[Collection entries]

— Begin —

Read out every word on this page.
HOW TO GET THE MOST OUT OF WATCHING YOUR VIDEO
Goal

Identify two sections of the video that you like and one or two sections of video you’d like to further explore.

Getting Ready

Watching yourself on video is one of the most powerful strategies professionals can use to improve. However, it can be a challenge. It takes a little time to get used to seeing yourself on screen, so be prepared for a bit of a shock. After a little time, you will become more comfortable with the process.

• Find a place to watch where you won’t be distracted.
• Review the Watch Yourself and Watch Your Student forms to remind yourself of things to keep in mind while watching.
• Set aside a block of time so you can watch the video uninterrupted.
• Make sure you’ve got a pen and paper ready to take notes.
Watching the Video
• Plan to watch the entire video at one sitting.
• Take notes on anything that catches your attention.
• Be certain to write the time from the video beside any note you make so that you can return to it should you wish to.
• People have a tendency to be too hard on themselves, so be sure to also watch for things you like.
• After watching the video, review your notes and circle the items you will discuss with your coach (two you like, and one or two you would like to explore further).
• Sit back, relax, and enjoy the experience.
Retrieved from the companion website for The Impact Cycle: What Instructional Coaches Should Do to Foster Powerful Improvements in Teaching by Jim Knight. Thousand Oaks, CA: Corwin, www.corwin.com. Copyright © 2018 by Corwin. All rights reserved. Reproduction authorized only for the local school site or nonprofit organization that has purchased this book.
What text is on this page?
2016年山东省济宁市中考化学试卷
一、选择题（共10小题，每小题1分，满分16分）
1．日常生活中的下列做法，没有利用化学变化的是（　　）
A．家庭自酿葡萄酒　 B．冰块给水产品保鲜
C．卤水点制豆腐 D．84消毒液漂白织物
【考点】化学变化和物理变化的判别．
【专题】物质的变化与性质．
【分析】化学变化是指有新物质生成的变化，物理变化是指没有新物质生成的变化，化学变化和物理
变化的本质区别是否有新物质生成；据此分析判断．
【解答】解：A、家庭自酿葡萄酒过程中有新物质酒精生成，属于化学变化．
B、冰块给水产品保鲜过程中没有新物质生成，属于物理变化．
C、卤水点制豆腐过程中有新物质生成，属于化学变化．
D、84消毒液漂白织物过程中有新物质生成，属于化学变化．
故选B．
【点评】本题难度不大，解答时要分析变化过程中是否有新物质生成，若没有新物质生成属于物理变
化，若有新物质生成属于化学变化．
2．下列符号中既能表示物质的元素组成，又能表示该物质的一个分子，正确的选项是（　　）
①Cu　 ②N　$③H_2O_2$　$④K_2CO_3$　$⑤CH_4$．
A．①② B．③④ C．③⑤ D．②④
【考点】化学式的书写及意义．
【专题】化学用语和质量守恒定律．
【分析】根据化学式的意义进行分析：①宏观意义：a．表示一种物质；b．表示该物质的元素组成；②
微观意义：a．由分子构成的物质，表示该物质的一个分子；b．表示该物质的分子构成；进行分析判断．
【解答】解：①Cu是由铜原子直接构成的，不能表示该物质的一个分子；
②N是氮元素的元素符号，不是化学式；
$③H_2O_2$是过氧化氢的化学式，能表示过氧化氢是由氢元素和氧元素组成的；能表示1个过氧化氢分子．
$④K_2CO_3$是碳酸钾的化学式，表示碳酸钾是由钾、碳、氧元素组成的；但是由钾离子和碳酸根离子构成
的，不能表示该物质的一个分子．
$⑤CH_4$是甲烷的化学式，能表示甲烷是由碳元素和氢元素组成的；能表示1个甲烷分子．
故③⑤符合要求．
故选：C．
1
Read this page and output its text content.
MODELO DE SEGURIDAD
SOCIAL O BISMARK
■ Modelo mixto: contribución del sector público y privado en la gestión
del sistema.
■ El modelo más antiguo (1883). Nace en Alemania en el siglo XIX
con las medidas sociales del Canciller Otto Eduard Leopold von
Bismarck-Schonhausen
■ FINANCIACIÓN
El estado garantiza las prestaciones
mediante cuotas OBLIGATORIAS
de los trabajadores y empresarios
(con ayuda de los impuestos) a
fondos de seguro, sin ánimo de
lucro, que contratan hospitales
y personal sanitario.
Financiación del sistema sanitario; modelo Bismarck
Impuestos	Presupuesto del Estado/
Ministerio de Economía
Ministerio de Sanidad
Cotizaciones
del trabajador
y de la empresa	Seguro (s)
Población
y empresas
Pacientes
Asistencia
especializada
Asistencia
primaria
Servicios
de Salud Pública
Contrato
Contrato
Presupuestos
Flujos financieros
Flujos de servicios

— End —

* [AIM]
Look through the listing and extract every line with "time" in it.

* [TASK RESPONSE]
Watching yourself on video is one of the most powerful strategies professionals can use to improve. However, it can be a challenge. It takes a little time to get used to seeing yourself on screen, so be prepared for a bit of a shock. After a little time, you will become more comfortable with the process.
• Set aside a block of time so you can watch the video uninterrupted.
• Be certain to write the time from the video beside any note you make so that you can return to it should you wish to.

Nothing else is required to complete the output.